** begin Data provided **
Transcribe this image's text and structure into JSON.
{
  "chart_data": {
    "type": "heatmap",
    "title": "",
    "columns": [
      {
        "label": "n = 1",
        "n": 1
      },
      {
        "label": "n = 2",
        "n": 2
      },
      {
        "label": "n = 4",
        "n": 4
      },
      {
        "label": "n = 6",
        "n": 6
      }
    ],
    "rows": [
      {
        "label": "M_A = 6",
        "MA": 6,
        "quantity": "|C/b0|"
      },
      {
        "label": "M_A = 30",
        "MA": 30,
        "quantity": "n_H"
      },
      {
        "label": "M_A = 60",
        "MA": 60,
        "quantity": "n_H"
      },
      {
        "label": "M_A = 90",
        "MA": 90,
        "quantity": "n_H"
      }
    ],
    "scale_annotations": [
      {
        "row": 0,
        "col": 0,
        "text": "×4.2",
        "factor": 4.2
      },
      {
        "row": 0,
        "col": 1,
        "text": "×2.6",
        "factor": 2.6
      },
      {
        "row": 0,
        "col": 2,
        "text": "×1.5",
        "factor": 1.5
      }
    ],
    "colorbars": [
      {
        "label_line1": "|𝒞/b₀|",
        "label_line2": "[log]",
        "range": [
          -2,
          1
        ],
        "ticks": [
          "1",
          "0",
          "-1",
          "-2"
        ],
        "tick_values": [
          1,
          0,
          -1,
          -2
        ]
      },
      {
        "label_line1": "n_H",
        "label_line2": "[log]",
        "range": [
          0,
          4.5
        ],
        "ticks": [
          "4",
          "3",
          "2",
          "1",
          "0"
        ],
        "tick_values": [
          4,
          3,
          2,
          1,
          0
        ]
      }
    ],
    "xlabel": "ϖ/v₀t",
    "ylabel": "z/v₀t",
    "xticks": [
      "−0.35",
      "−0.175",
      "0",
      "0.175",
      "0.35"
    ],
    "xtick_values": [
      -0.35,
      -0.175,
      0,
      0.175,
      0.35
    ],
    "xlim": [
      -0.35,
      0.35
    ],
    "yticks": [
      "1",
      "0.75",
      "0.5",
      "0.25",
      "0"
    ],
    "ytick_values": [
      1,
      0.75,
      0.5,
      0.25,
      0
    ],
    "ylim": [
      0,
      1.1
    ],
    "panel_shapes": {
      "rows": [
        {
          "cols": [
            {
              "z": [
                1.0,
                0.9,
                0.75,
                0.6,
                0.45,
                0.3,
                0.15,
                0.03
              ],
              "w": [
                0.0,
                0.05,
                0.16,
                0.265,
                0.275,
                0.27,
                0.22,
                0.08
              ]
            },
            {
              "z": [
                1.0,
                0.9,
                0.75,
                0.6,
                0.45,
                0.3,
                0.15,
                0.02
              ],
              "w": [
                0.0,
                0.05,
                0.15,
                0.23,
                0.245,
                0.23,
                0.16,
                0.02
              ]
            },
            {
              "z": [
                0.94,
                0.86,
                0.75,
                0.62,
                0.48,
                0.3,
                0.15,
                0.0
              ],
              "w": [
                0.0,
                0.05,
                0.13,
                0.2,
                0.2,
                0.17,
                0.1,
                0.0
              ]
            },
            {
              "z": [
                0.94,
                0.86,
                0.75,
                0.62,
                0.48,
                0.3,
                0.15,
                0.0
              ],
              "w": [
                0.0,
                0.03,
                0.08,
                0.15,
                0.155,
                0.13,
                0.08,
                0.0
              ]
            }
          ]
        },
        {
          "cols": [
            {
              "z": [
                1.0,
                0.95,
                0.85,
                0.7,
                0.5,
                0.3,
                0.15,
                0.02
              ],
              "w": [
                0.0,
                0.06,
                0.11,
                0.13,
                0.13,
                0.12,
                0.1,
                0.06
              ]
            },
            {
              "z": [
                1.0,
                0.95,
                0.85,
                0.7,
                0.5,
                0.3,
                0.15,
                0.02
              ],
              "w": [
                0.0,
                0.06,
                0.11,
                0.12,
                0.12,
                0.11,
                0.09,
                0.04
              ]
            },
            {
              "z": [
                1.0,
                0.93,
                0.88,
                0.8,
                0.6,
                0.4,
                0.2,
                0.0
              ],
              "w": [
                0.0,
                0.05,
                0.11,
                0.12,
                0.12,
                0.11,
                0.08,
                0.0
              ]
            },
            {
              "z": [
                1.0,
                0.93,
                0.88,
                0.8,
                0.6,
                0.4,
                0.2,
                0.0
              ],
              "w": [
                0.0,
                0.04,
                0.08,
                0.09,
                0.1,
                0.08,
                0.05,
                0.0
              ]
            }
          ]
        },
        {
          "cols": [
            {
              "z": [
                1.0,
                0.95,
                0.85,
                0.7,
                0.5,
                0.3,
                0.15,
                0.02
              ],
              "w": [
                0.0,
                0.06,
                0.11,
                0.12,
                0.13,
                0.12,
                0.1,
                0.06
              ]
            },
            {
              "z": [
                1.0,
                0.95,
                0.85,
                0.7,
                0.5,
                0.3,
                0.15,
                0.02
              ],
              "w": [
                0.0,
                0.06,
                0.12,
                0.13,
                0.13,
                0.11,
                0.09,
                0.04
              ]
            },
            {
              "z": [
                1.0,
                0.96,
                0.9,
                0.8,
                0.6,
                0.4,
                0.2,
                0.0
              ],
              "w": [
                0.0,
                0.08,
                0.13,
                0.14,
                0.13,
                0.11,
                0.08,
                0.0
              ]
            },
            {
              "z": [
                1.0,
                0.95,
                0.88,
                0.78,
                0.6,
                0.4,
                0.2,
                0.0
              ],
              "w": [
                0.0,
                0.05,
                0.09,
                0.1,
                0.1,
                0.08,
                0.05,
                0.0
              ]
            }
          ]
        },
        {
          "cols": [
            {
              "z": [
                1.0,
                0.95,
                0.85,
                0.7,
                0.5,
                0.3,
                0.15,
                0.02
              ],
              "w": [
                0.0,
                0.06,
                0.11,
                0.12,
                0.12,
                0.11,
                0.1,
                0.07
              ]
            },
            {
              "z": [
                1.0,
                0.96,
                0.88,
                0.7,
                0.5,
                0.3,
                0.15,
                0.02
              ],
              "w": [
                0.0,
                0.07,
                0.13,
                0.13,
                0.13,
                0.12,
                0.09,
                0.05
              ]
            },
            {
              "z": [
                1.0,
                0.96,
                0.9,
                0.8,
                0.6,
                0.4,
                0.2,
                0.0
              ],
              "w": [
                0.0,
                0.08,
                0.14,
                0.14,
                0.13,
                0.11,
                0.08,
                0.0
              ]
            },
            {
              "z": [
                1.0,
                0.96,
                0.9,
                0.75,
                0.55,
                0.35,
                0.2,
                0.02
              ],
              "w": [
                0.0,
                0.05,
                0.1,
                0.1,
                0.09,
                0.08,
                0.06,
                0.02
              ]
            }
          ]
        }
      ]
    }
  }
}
** end Data provided **
*Goal of the exercise*
From the records above, pull out every line containing the word "text".

*The output*
Transcribe this image's text and structure into JSON.
        "text": "×4.2",
        "text": "×2.6",
        "text": "×1.5",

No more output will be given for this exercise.